Records
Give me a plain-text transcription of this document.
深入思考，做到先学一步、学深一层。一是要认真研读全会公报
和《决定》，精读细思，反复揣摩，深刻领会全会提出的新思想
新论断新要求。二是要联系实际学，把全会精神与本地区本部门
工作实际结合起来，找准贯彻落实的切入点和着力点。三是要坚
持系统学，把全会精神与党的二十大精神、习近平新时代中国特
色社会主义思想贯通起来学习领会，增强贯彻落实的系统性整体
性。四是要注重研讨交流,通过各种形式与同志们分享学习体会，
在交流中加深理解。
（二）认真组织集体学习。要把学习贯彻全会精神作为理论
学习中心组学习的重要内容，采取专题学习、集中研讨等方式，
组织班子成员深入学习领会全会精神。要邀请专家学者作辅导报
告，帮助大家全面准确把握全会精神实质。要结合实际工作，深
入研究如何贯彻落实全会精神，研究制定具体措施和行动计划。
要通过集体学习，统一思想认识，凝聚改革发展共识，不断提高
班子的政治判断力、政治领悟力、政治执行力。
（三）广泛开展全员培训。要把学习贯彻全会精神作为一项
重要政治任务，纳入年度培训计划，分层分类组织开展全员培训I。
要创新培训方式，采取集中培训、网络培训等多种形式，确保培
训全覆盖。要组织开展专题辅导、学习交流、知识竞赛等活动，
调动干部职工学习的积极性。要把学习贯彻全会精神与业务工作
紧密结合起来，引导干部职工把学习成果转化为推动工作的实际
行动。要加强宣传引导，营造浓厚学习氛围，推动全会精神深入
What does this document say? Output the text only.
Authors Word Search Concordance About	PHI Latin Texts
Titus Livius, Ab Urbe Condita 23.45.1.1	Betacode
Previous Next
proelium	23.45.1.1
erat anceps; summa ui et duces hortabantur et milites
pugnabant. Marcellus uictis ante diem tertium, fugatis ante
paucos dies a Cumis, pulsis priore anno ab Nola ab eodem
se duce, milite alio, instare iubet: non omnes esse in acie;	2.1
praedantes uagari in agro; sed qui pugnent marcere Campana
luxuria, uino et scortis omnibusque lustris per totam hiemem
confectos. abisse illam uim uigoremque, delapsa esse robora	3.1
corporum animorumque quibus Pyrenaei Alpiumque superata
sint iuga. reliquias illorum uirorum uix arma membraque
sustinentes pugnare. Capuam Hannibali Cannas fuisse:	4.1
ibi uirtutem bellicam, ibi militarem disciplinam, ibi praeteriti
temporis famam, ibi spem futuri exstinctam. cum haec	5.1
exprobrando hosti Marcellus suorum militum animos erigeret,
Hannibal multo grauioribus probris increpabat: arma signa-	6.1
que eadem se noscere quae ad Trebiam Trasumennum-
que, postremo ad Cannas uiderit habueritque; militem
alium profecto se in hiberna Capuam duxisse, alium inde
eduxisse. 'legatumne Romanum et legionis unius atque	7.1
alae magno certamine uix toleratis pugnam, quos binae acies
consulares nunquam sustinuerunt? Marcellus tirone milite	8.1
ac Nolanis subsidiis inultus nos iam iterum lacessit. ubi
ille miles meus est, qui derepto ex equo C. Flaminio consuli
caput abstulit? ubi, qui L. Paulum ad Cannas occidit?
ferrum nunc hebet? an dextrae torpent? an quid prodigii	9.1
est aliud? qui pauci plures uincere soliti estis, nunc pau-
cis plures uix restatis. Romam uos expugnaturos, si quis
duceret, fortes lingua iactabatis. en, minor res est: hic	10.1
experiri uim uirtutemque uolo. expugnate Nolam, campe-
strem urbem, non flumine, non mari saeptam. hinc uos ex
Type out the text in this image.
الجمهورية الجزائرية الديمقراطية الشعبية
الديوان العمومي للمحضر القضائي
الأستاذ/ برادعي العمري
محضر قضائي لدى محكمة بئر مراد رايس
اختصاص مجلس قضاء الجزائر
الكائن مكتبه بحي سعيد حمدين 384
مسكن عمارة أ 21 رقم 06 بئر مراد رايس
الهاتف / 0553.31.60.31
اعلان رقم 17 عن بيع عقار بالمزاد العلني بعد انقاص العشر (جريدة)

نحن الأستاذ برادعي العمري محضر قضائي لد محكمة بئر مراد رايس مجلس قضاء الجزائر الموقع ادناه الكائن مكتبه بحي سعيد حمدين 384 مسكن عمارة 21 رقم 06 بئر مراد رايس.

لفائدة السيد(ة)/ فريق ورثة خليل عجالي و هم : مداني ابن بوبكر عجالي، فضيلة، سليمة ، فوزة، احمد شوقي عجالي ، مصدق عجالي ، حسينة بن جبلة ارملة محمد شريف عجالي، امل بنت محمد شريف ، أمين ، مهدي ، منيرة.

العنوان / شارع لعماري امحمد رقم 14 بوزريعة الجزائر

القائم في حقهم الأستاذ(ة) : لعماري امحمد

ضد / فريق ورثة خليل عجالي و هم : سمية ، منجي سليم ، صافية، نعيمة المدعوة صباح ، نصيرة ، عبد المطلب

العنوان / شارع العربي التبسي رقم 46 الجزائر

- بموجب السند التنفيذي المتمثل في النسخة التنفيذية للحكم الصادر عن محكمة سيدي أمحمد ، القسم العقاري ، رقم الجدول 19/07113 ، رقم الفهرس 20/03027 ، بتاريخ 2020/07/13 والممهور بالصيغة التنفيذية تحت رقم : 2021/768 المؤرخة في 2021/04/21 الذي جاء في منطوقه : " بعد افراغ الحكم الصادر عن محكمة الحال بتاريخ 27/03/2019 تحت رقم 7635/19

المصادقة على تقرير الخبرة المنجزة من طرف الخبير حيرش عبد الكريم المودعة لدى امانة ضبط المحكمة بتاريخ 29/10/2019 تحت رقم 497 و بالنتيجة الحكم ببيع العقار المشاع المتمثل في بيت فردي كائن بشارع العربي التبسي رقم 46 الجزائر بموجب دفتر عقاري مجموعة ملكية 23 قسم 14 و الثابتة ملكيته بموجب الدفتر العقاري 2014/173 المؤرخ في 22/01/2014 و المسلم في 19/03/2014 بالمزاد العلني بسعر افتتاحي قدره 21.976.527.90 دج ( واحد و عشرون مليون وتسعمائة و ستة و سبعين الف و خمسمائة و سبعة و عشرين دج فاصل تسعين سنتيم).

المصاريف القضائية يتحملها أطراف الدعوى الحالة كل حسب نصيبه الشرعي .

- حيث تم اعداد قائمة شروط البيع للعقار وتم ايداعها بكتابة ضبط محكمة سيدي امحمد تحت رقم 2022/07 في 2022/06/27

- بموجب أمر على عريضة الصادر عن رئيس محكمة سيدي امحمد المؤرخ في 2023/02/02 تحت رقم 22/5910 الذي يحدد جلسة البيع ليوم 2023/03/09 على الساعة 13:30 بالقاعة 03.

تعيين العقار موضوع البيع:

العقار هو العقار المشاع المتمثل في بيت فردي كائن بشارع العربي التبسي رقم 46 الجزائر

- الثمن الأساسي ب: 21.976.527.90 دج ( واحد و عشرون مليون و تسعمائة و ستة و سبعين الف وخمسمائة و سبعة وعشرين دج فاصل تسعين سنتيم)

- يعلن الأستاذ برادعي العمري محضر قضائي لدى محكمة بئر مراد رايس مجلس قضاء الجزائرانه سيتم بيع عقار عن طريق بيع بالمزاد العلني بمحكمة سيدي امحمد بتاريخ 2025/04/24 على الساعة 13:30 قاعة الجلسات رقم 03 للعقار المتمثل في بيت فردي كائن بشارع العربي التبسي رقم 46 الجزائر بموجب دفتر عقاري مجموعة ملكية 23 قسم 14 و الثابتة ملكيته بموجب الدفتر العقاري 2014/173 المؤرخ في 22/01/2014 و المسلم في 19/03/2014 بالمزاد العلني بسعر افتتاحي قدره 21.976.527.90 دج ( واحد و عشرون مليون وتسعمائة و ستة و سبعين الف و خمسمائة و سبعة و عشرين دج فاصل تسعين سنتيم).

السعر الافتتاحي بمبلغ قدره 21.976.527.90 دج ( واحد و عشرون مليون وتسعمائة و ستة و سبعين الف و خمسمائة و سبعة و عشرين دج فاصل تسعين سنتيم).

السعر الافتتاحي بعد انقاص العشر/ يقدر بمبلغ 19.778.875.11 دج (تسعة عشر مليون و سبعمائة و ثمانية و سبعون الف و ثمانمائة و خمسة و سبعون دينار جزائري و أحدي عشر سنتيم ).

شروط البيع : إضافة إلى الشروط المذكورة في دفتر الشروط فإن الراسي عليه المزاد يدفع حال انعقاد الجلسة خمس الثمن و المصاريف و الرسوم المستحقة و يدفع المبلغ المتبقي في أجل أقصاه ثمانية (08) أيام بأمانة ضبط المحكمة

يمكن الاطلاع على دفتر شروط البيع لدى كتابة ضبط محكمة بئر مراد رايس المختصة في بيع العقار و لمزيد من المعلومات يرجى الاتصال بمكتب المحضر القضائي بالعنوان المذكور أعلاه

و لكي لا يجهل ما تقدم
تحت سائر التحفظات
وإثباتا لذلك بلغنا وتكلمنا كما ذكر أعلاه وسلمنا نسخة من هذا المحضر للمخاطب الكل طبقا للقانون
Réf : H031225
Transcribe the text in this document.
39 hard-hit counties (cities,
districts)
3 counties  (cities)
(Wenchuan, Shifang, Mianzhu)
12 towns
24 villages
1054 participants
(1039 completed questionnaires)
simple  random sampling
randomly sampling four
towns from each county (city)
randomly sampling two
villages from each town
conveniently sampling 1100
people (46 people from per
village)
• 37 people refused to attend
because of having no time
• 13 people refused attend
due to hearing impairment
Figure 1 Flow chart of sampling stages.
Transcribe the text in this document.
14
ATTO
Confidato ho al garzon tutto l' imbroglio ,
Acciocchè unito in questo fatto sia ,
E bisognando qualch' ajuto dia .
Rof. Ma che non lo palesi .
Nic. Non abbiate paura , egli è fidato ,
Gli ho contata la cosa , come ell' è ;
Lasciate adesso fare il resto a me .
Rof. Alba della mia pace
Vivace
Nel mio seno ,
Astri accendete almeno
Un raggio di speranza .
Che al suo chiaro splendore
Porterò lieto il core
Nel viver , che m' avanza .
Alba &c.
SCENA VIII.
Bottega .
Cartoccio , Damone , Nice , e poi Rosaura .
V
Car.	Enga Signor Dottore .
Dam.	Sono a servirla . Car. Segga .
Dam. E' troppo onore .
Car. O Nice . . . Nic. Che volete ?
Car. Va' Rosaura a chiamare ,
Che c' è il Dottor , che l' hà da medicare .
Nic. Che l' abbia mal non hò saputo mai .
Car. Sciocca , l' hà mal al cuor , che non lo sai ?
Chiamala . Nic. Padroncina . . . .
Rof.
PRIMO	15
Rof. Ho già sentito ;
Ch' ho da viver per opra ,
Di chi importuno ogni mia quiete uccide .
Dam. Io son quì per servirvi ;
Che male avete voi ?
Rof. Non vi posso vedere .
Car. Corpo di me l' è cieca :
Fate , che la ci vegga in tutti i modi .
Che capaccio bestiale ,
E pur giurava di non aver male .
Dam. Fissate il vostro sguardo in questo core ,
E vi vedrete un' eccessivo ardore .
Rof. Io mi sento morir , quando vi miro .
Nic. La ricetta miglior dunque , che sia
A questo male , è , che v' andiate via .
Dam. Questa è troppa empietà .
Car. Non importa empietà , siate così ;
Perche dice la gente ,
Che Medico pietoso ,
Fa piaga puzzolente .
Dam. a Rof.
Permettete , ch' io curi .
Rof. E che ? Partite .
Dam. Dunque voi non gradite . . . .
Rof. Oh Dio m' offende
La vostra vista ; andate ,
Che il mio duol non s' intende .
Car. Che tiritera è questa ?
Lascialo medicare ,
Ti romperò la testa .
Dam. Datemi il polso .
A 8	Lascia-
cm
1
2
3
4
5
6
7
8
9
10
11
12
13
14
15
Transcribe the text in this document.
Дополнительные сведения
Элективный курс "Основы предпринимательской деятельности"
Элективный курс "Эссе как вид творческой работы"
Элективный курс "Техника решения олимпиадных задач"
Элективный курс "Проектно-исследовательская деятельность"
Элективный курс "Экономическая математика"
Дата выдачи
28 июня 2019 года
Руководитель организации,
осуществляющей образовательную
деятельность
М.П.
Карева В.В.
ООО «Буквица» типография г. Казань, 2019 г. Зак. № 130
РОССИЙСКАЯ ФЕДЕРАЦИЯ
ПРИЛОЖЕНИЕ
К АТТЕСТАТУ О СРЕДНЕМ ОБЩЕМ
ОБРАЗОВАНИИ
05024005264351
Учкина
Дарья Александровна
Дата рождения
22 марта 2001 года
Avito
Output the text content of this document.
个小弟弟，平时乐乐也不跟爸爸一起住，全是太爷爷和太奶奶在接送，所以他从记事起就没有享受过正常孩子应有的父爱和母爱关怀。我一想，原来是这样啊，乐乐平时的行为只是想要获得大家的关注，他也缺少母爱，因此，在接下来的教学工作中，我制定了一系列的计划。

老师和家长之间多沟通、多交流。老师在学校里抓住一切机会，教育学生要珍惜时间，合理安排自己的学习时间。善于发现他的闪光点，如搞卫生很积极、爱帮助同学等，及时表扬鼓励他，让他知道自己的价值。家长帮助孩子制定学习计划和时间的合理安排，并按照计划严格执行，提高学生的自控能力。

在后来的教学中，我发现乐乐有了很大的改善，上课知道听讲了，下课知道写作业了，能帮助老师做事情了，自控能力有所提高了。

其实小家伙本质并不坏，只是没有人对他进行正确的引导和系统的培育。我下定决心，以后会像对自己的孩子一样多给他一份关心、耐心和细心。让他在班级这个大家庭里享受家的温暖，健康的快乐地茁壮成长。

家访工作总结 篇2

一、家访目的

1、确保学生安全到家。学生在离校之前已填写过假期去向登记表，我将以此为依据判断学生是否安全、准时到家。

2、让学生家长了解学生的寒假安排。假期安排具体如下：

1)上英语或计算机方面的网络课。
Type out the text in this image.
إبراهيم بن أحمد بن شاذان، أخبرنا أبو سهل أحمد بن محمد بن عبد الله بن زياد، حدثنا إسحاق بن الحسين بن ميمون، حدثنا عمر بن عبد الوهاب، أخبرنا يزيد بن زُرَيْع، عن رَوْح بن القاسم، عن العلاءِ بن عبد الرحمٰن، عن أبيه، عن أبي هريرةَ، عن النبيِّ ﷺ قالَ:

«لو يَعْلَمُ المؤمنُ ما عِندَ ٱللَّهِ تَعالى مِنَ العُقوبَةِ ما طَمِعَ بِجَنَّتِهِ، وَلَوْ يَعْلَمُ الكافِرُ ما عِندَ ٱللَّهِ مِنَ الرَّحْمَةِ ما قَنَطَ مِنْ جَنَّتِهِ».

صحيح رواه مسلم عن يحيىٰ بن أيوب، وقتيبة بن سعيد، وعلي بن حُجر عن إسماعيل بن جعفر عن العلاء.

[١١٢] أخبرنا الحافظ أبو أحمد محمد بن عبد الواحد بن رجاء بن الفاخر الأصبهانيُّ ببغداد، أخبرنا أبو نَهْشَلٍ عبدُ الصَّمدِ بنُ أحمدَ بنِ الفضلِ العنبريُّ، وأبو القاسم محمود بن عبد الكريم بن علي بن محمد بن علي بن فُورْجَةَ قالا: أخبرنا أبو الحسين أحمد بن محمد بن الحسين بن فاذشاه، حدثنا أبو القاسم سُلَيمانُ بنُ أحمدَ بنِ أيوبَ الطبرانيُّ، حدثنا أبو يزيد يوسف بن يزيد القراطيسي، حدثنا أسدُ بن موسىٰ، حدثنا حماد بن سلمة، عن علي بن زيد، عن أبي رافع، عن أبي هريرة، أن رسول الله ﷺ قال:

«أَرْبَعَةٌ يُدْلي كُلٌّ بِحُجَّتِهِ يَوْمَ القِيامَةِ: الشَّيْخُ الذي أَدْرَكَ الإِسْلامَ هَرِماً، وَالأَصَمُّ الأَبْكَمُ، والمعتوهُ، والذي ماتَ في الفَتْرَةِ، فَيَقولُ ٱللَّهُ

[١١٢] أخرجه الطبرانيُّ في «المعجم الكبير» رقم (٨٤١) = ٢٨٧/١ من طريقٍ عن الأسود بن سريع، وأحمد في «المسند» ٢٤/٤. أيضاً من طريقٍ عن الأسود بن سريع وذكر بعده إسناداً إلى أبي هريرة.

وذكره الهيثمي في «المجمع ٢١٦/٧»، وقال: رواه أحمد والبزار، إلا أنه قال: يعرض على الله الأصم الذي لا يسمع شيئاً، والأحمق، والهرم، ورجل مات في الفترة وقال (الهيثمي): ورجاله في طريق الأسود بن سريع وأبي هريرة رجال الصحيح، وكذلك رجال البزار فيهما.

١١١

• _Written task_
Give the number of lines in the entries that include the string "plures", and nothing more.

• _Finished task_
2